* _PROBLEM DETAILS_: Return the records that follow, matching each one exactly.

* _PROVIDED RECORDS_:
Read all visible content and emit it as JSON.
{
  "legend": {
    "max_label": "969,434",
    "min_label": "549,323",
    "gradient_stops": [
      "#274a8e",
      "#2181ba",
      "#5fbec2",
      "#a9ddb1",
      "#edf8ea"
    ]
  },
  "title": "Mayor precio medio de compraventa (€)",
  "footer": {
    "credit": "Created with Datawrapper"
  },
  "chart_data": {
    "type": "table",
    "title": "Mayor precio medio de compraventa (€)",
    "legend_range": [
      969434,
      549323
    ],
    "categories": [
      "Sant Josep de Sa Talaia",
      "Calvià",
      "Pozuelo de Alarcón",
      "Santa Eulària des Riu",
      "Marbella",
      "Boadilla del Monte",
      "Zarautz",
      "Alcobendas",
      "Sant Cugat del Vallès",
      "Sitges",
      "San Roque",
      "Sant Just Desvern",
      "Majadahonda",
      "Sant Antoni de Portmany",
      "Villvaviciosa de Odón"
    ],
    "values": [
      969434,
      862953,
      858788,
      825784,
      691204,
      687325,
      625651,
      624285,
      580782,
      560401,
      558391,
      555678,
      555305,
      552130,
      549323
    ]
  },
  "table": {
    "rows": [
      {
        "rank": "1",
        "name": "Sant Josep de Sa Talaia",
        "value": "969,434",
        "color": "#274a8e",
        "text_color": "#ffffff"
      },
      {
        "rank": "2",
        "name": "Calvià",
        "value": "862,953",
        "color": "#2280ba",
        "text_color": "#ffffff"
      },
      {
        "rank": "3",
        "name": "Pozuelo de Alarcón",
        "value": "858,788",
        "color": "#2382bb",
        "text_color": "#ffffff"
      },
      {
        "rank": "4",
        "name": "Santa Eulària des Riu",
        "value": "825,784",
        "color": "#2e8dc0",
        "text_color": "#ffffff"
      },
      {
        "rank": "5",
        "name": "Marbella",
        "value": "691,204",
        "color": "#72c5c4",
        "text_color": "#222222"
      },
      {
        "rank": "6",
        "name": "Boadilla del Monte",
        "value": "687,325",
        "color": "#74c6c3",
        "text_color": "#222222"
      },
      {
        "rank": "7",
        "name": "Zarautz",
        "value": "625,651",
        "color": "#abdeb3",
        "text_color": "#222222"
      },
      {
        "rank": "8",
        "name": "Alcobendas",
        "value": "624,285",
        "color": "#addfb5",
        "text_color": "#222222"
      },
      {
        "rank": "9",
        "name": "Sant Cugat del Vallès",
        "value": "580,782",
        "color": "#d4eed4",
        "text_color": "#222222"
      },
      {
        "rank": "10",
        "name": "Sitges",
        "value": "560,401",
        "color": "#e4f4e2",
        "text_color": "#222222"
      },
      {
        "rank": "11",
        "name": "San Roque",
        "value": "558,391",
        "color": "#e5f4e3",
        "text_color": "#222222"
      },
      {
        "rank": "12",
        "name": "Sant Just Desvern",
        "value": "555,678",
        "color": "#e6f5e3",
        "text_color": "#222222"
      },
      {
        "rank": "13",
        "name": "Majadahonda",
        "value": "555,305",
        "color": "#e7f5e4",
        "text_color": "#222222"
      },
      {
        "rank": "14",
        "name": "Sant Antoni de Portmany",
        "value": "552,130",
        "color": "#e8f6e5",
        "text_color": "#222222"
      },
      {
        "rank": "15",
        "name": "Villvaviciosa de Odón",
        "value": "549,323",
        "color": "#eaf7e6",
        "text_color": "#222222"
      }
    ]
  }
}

* _SOLUTION_:
Read all visible content and emit it as JSON.
{
  "legend": {
    "max_label": "969,434",
    "min_label": "549,323",
    "gradient_stops": [
      "#274a8e",
      "#2181ba",
      "#5fbec2",
      "#a9ddb1",
      "#edf8ea"
    ]
  },
  "title": "Mayor precio medio de compraventa (€)",
  "footer": {
    "credit": "Created with Datawrapper"
  },
  "chart_data": {
    "type": "table",
    "title": "Mayor precio medio de compraventa (€)",
    "legend_range": [
      969434,
      549323
    ],
    "categories": [
      "Sant Josep de Sa Talaia",
      "Calvià",
      "Pozuelo de Alarcón",
      "Santa Eulària des Riu",
      "Marbella",
      "Boadilla del Monte",
      "Zarautz",
      "Alcobendas",
      "Sant Cugat del Vallès",
      "Sitges",
      "San Roque",
      "Sant Just Desvern",
      "Majadahonda",
      "Sant Antoni de Portmany",
      "Villvaviciosa de Odón"
    ],
    "values": [
      969434,
      862953,
      858788,
      825784,
      691204,
      687325,
      625651,
      624285,
      580782,
      560401,
      558391,
      555678,
      555305,
      552130,
      549323
    ]
  },
  "table": {
    "rows": [
      {
        "rank": "1",
        "name": "Sant Josep de Sa Talaia",
        "value": "969,434",
        "color": "#274a8e",
        "text_color": "#ffffff"
      },
      {
        "rank": "2",
        "name": "Calvià",
        "value": "862,953",
        "color": "#2280ba",
        "text_color": "#ffffff"
      },
      {
        "rank": "3",
        "name": "Pozuelo de Alarcón",
        "value": "858,788",
        "color": "#2382bb",
        "text_color": "#ffffff"
      },
      {
        "rank": "4",
        "name": "Santa Eulària des Riu",
        "value": "825,784",
        "color": "#2e8dc0",
        "text_color": "#ffffff"
      },
      {
        "rank": "5",
        "name": "Marbella",
        "value": "691,204",
        "color": "#72c5c4",
        "text_color": "#222222"
      },
      {
        "rank": "6",
        "name": "Boadilla del Monte",
        "value": "687,325",
        "color": "#74c6c3",
        "text_color": "#222222"
      },
      {
        "rank": "7",
        "name": "Zarautz",
        "value": "625,651",
        "color": "#abdeb3",
        "text_color": "#222222"
      },
      {
        "rank": "8",
        "name": "Alcobendas",
        "value": "624,285",
        "color": "#addfb5",
        "text_color": "#222222"
      },
      {
        "rank": "9",
        "name": "Sant Cugat del Vallès",
        "value": "580,782",
        "color": "#d4eed4",
        "text_color": "#222222"
      },
      {
        "rank": "10",
        "name": "Sitges",
        "value": "560,401",
        "color": "#e4f4e2",
        "text_color": "#222222"
      },
      {
        "rank": "11",
        "name": "San Roque",
        "value": "558,391",
        "color": "#e5f4e3",
        "text_color": "#222222"
      },
      {
        "rank": "12",
        "name": "Sant Just Desvern",
        "value": "555,678",
        "color": "#e6f5e3",
        "text_color": "#222222"
      },
      {
        "rank": "13",
        "name": "Majadahonda",
        "value": "555,305",
        "color": "#e7f5e4",
        "text_color": "#222222"
      },
      {
        "rank": "14",
        "name": "Sant Antoni de Portmany",
        "value": "552,130",
        "color": "#e8f6e5",
        "text_color": "#222222"
      },
      {
        "rank": "15",
        "name": "Villvaviciosa de Odón",
        "value": "549,323",
        "color": "#eaf7e6",
        "text_color": "#222222"
      }
    ]
  }
}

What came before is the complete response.